Provided records:
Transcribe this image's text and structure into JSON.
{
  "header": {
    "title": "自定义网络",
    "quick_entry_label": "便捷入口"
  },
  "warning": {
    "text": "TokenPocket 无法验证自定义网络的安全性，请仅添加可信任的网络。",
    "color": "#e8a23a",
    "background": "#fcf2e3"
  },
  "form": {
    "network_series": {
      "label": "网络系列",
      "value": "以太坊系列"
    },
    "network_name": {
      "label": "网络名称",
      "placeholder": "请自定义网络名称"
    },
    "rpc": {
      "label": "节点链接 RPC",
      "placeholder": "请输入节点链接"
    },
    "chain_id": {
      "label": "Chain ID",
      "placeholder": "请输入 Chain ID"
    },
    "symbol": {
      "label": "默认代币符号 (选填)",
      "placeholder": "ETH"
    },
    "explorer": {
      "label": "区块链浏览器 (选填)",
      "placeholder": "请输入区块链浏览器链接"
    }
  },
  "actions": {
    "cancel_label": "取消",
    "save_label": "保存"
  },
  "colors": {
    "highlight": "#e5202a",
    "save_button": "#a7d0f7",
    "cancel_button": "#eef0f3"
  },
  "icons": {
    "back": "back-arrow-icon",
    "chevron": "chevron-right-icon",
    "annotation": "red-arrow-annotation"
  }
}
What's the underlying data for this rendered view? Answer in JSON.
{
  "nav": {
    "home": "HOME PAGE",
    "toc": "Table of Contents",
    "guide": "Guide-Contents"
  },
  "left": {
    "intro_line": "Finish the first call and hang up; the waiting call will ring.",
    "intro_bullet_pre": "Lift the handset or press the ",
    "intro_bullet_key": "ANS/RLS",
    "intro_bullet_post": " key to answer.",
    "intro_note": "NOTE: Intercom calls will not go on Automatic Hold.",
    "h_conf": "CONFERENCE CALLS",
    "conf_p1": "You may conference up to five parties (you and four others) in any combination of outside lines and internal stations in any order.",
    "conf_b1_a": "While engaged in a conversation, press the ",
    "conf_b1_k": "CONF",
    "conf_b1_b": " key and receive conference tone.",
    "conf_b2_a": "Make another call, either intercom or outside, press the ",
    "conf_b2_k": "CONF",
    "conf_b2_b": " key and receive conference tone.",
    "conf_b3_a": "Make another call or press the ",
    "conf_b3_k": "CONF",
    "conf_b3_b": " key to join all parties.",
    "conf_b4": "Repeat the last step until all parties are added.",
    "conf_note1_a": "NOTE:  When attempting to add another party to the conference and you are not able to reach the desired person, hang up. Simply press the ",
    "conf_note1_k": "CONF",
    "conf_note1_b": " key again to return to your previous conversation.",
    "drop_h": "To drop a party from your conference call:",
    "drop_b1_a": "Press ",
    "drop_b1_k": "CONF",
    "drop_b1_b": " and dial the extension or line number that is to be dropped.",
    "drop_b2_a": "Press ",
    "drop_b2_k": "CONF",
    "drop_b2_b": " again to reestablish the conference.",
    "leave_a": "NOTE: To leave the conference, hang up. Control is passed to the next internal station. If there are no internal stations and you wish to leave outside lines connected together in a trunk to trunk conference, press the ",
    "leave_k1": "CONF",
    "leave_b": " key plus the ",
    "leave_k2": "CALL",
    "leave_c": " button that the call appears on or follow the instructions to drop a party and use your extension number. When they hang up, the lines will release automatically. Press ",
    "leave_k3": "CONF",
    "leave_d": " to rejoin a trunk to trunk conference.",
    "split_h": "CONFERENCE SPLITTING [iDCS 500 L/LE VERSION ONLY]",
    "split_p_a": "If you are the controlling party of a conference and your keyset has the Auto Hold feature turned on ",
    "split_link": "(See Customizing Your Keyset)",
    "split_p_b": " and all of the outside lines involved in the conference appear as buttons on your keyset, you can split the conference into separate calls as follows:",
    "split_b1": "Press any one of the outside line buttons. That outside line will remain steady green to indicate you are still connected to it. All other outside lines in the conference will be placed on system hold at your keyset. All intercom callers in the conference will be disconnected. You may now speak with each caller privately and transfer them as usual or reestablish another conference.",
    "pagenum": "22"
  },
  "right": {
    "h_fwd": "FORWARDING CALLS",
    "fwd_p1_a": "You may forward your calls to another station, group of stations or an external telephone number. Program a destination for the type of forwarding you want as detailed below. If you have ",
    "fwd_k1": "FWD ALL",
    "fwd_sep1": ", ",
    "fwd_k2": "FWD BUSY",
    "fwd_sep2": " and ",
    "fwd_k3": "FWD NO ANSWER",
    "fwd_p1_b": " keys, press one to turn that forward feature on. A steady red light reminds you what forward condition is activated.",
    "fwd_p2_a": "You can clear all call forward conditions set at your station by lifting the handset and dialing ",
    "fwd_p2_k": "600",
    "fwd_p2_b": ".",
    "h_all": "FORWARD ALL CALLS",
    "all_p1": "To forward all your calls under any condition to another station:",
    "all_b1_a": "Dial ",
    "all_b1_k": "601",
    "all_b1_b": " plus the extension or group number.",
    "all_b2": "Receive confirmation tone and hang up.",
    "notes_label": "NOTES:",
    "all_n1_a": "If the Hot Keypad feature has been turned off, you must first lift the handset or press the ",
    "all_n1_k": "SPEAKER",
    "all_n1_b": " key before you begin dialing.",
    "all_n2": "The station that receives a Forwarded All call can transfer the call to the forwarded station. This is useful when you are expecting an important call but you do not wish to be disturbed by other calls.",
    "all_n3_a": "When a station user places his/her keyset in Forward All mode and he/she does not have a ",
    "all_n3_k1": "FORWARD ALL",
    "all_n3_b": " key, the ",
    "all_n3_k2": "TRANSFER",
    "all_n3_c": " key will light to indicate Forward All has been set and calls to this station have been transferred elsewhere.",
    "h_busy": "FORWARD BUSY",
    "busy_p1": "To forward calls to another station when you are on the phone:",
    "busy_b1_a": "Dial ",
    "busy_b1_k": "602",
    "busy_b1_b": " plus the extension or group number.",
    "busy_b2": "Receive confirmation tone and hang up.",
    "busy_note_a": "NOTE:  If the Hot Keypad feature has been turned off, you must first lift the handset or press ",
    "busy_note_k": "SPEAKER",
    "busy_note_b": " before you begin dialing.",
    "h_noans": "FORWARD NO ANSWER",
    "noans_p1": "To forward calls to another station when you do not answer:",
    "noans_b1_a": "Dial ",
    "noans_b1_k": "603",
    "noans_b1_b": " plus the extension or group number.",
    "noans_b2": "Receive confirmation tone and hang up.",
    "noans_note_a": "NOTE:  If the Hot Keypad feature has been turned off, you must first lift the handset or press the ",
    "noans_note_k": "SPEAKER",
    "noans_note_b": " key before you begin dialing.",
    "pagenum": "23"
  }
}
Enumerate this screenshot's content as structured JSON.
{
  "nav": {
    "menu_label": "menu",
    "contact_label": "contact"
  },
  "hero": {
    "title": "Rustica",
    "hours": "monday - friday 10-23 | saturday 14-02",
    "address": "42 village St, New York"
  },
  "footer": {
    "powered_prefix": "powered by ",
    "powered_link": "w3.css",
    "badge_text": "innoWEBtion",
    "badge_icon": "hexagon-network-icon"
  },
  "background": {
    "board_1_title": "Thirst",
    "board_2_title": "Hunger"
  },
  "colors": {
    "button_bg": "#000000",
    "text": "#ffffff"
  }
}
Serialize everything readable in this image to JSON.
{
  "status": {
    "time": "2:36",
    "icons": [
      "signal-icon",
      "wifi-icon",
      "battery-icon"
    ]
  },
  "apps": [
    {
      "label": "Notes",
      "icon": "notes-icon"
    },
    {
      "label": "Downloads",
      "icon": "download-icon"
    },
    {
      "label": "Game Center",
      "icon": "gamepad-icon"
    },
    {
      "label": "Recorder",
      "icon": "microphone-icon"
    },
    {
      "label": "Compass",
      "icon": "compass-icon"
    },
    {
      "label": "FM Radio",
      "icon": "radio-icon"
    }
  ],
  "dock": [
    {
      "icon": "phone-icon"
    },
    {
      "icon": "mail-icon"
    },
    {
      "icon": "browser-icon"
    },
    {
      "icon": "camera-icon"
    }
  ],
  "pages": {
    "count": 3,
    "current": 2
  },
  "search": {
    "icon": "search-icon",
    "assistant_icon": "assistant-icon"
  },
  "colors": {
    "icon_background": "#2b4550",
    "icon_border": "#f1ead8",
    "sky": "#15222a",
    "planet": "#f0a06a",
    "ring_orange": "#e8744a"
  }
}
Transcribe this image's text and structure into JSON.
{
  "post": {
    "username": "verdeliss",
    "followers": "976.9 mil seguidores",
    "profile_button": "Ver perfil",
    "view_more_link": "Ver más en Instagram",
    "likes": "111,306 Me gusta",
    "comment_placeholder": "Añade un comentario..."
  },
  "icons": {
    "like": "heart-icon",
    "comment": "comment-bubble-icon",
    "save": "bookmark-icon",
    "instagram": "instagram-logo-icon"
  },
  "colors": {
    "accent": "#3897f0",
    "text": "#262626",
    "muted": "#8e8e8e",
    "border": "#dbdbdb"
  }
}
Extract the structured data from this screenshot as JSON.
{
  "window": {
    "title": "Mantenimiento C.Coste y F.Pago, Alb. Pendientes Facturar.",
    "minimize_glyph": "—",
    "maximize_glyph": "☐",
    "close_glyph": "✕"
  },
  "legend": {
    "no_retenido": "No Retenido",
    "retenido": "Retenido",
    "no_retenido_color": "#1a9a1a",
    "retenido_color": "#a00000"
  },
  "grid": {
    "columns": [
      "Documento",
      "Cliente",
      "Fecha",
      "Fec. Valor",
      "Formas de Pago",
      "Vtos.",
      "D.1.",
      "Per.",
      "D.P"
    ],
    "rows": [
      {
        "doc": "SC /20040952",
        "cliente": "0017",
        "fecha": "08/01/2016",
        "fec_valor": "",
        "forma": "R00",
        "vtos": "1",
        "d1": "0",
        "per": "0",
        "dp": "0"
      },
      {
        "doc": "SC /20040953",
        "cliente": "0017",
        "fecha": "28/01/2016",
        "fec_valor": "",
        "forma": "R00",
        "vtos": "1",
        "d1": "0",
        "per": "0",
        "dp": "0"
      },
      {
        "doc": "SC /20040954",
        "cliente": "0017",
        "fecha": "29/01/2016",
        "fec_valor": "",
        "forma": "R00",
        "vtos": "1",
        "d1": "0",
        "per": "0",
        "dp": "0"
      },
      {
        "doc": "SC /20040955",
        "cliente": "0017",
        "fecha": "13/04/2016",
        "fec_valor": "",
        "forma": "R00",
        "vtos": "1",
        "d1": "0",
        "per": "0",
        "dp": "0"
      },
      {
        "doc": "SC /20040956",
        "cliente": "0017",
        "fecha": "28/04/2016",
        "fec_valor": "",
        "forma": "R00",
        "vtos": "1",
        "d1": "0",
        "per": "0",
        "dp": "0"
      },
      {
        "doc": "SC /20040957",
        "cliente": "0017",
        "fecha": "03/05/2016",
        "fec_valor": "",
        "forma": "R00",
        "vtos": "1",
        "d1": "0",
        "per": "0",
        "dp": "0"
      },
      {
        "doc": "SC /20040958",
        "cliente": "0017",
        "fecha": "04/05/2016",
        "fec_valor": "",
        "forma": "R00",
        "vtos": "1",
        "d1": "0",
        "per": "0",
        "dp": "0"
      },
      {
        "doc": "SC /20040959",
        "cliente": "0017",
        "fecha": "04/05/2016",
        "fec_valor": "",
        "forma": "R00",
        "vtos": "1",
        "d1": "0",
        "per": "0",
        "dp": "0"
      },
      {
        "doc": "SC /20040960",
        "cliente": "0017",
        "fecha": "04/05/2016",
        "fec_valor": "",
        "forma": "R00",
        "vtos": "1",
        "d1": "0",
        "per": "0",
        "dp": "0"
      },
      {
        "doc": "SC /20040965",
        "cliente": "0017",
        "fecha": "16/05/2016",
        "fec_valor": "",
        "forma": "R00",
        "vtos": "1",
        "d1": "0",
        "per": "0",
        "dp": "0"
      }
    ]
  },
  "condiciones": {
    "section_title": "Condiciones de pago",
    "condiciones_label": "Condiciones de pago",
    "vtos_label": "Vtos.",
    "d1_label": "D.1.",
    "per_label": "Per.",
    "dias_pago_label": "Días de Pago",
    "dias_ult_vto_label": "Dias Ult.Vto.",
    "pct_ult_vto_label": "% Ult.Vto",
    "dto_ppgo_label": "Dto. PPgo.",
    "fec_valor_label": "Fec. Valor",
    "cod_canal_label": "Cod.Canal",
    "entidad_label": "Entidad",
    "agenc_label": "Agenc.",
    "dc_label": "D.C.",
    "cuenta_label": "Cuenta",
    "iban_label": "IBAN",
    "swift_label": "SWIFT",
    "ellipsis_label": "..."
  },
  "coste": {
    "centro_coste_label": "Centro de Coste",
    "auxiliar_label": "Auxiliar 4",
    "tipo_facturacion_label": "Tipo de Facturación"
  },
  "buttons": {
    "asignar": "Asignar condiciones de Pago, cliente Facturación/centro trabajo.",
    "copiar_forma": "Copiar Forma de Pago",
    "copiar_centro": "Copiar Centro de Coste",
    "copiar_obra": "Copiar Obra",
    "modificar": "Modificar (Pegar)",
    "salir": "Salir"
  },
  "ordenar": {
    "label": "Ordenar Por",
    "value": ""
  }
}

What you need to do:
Copy each line of the listing in which the word "screenshot" can be found.

Written response:
Enumerate this screenshot's content as structured JSON.
Extract the structured data from this screenshot as JSON.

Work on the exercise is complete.